-- Begin DATASET EXCERPTS --

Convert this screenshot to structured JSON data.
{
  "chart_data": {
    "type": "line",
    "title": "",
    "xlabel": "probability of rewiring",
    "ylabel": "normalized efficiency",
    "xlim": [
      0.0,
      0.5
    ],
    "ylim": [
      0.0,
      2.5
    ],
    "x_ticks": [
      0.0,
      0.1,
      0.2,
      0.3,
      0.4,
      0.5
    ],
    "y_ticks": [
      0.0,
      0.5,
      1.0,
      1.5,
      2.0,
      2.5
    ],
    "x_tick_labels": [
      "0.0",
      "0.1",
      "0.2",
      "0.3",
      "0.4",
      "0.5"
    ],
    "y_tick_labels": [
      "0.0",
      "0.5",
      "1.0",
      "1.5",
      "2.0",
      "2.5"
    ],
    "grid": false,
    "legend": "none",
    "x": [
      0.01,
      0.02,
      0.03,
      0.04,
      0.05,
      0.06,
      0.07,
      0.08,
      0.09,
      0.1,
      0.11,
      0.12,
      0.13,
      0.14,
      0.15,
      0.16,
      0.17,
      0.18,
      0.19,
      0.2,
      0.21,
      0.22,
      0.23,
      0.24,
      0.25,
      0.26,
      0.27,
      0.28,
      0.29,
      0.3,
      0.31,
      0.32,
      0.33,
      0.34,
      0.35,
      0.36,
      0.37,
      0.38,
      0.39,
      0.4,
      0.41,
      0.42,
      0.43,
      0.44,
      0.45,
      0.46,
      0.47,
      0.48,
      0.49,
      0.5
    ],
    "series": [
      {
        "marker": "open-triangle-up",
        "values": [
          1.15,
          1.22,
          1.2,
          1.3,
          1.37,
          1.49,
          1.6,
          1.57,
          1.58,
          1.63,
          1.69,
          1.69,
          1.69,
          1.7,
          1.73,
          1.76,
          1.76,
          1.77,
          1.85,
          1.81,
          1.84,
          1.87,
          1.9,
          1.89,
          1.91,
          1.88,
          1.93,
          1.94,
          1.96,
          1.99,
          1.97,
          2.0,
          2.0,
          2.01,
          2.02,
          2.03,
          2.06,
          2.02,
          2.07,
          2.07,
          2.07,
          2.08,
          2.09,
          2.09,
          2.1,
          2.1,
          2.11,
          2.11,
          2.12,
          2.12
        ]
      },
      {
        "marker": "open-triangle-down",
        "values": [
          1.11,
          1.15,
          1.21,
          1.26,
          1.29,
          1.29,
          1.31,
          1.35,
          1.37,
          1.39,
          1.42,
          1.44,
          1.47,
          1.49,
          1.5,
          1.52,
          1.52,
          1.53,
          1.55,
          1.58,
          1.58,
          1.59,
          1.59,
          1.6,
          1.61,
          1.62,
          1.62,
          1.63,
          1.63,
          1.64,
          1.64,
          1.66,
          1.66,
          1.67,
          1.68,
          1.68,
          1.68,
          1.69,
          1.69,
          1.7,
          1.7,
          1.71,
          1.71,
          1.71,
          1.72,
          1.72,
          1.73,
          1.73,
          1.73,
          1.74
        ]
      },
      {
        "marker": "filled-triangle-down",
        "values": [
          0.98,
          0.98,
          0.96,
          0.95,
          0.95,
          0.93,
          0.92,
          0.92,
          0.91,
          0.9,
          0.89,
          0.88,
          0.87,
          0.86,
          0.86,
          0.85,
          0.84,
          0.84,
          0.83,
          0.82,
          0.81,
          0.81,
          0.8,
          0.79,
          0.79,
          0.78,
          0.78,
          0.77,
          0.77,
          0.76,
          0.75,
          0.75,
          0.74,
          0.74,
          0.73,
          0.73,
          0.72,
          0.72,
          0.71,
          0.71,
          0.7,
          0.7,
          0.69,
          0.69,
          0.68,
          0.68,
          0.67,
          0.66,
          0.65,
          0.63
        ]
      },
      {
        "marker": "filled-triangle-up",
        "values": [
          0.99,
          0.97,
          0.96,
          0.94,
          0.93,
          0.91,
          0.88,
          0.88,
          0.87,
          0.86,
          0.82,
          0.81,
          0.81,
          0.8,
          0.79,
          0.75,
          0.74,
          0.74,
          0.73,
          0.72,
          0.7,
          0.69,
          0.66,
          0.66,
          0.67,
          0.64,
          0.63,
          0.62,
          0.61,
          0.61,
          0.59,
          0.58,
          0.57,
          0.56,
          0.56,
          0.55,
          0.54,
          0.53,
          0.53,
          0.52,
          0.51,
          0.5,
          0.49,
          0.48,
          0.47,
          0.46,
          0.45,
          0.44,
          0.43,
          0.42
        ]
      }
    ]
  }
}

-- End DATASET EXCERPTS --

# [EXERCISE GOAL]
From the entries above, return each line with the word "marker" in it.

# [REPLY TO THE EXERCISE]
        "marker": "open-triangle-up",
        "marker": "open-triangle-down",
        "marker": "filled-triangle-down",
        "marker": "filled-triangle-up",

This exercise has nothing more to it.